*Task data*:
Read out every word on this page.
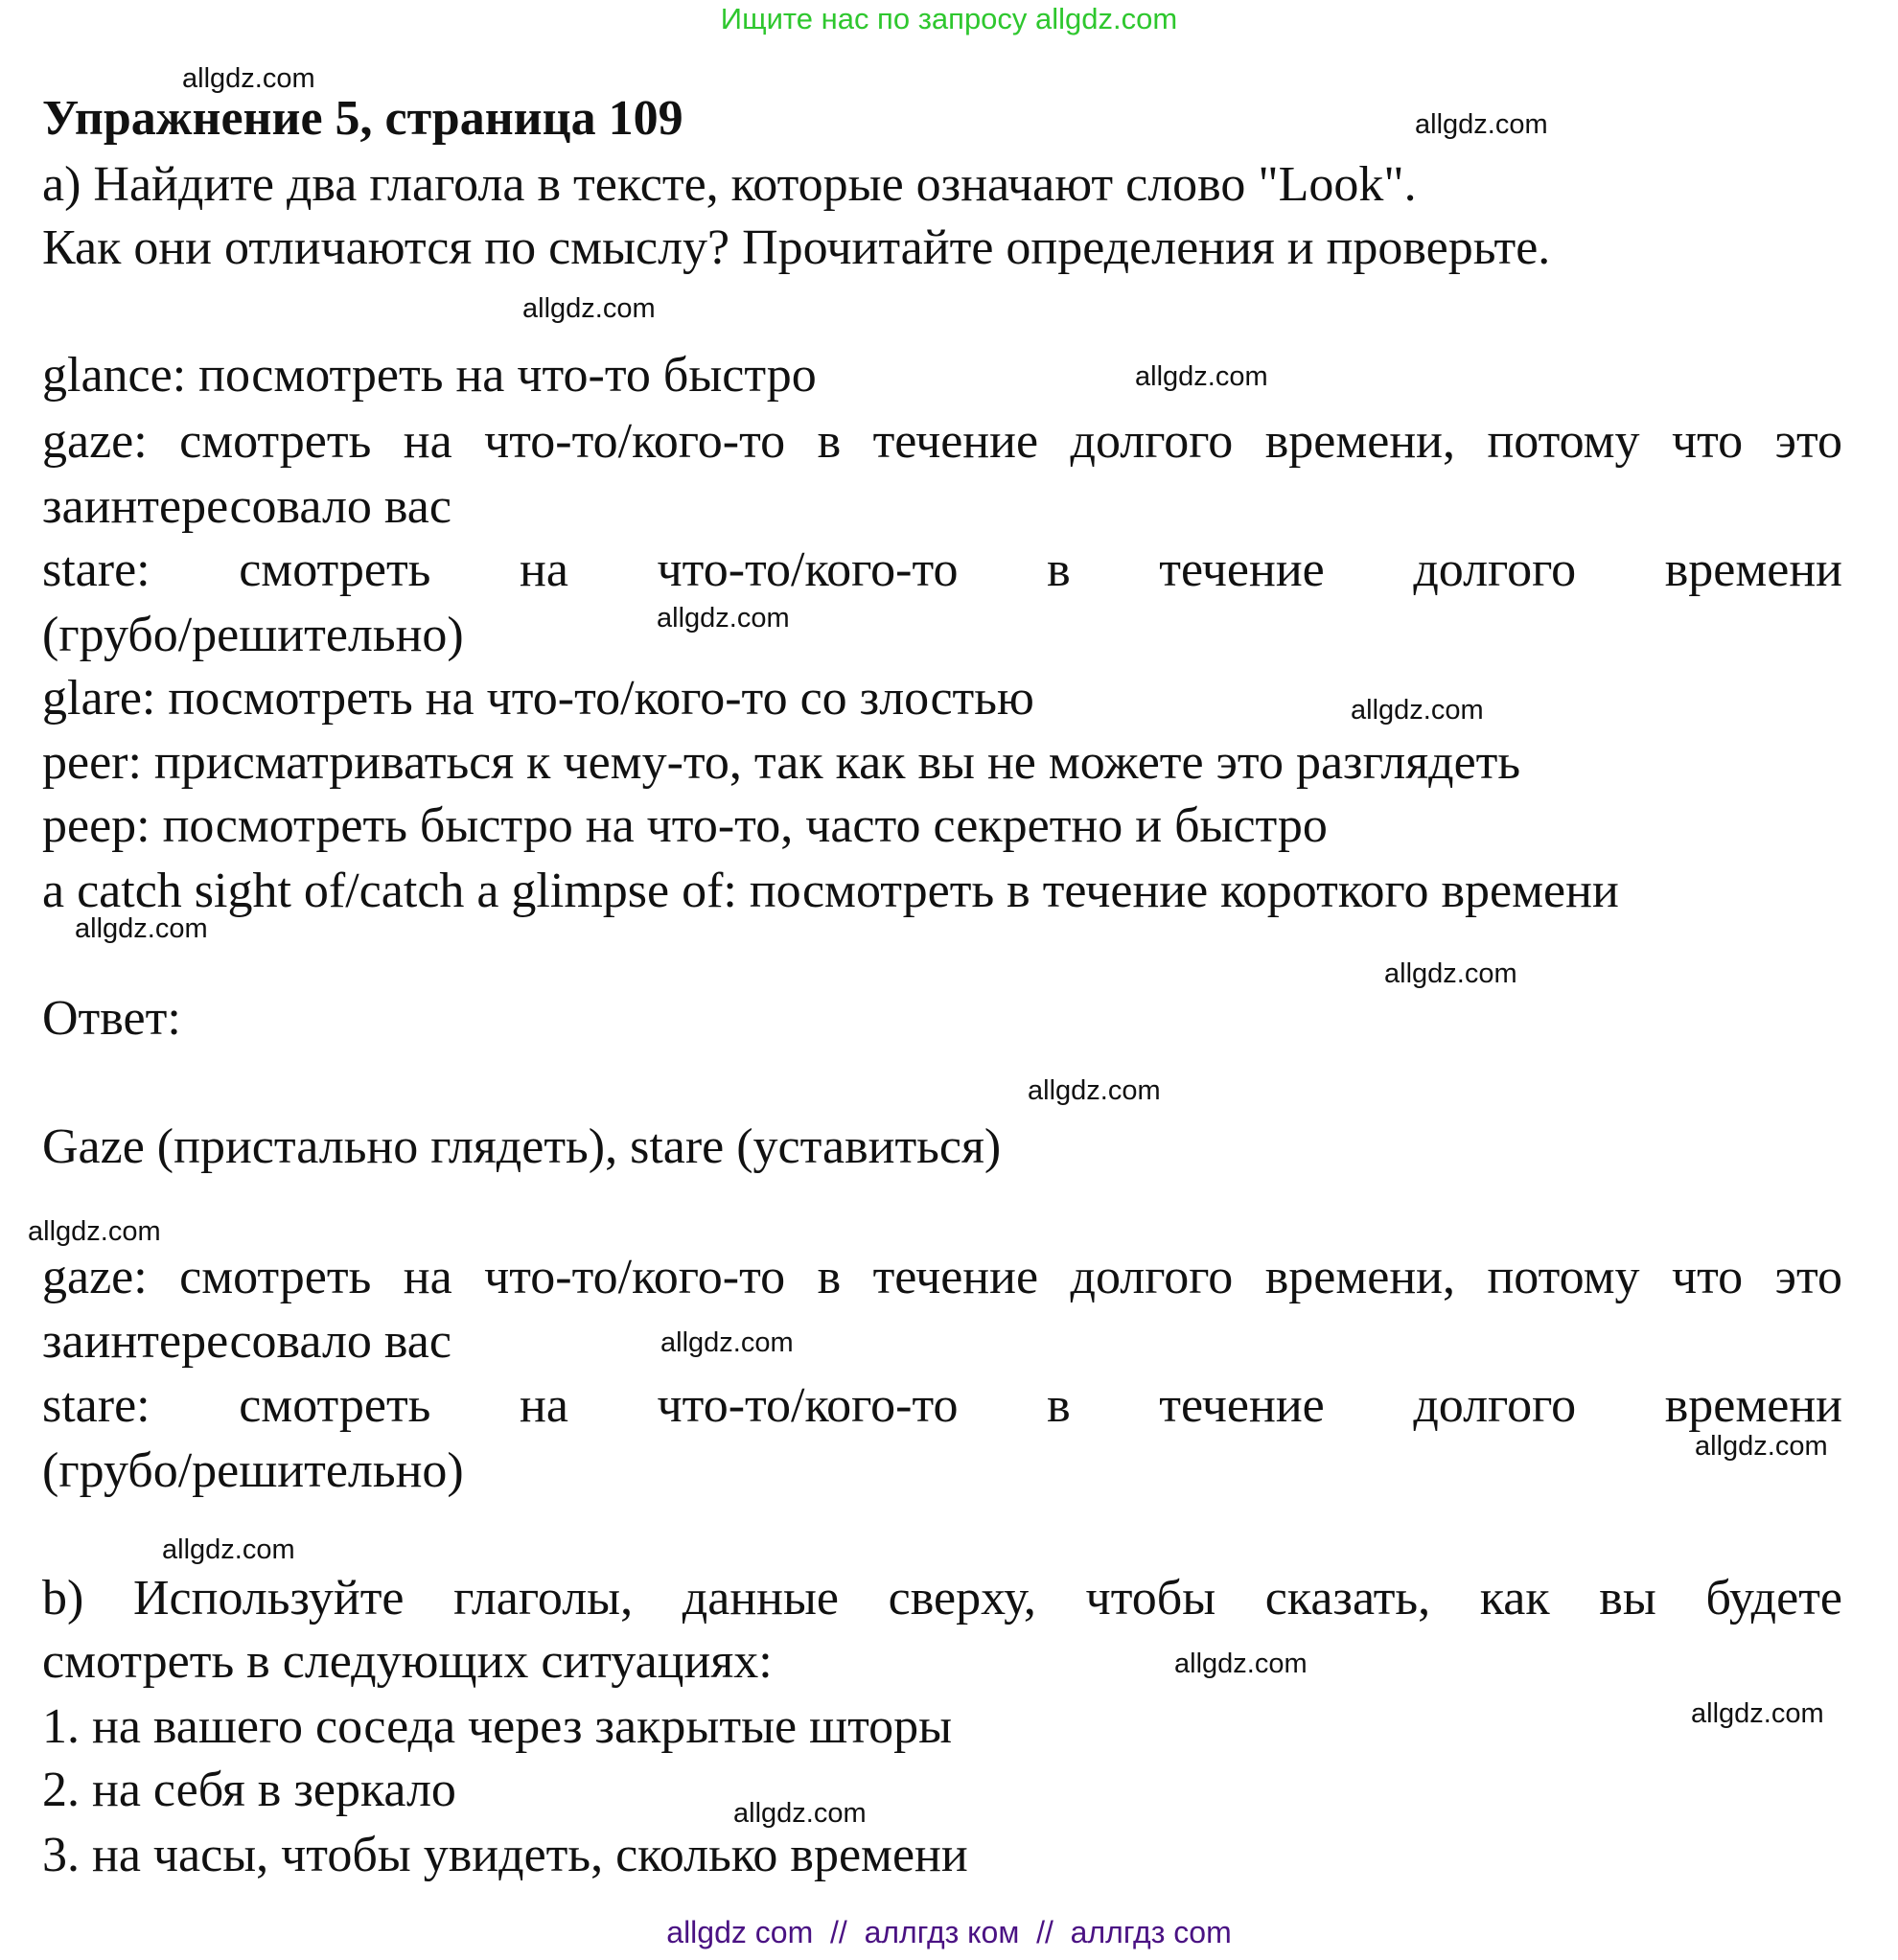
Ищите нас по запросу allgdz.com
Упражнение 5, страница 109
а) Найдите два глагола в тексте, которые означают слово "Look".
Как они отличаются по смыслу? Прочитайте определения и проверьте.
glance: посмотреть на что-то быстро
gaze: смотреть на что-то/кого-то в течение долгого времени, потому что это
заинтересовало вас
stare: смотреть на что-то/кого-то в течение долгого времени
(грубо/решительно)
glare: посмотреть на что-то/кого-то со злостью
peer: присматриваться к чему-то, так как вы не можете это разглядеть
peep: посмотреть быстро на что-то, часто секретно и быстро
a catch sight of/catch a glimpse of: посмотреть в течение короткого времени
Ответ:
Gaze (пристально глядеть), stare (уставиться)
gaze: смотреть на что-то/кого-то в течение долгого времени, потому что это
заинтересовало вас
stare: смотреть на что-то/кого-то в течение долгого времени
(грубо/решительно)
b) Используйте глаголы, данные сверху, чтобы сказать, как вы будете
смотреть в следующих ситуациях:
1. на вашего соседа через закрытые шторы
2. на себя в зеркало
3. на часы, чтобы увидеть, сколько времени
allgdz.com
allgdz.com
allgdz.com
allgdz.com
allgdz.com
allgdz.com
allgdz.com
allgdz.com
allgdz.com
allgdz.com
allgdz.com
allgdz.com
allgdz.com
allgdz.com
allgdz.com
allgdz.com
allgdz com  //  аллгдз ком  //  аллгдз com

*Goal*: Can you retype every record above exactly, leaving out the pictures?

*Finished answer*:
Read out every word on this page.
Ищите нас по запросу allgdz.com
Упражнение 5, страница 109
а) Найдите два глагола в тексте, которые означают слово "Look".
Как они отличаются по смыслу? Прочитайте определения и проверьте.
glance: посмотреть на что-то быстро
gaze: смотреть на что-то/кого-то в течение долгого времени, потому что это
заинтересовало вас
stare: смотреть на что-то/кого-то в течение долгого времени
(грубо/решительно)
glare: посмотреть на что-то/кого-то со злостью
peer: присматриваться к чему-то, так как вы не можете это разглядеть
peep: посмотреть быстро на что-то, часто секретно и быстро
a catch sight of/catch a glimpse of: посмотреть в течение короткого времени
Ответ:
Gaze (пристально глядеть), stare (уставиться)
gaze: смотреть на что-то/кого-то в течение долгого времени, потому что это
заинтересовало вас
stare: смотреть на что-то/кого-то в течение долгого времени
(грубо/решительно)
b) Используйте глаголы, данные сверху, чтобы сказать, как вы будете
смотреть в следующих ситуациях:
1. на вашего соседа через закрытые шторы
2. на себя в зеркало
3. на часы, чтобы увидеть, сколько времени
allgdz.com
allgdz.com
allgdz.com
allgdz.com
allgdz.com
allgdz.com
allgdz.com
allgdz.com
allgdz.com
allgdz.com
allgdz.com
allgdz.com
allgdz.com
allgdz.com
allgdz.com
allgdz.com
allgdz com  //  аллгдз ком  //  аллгдз com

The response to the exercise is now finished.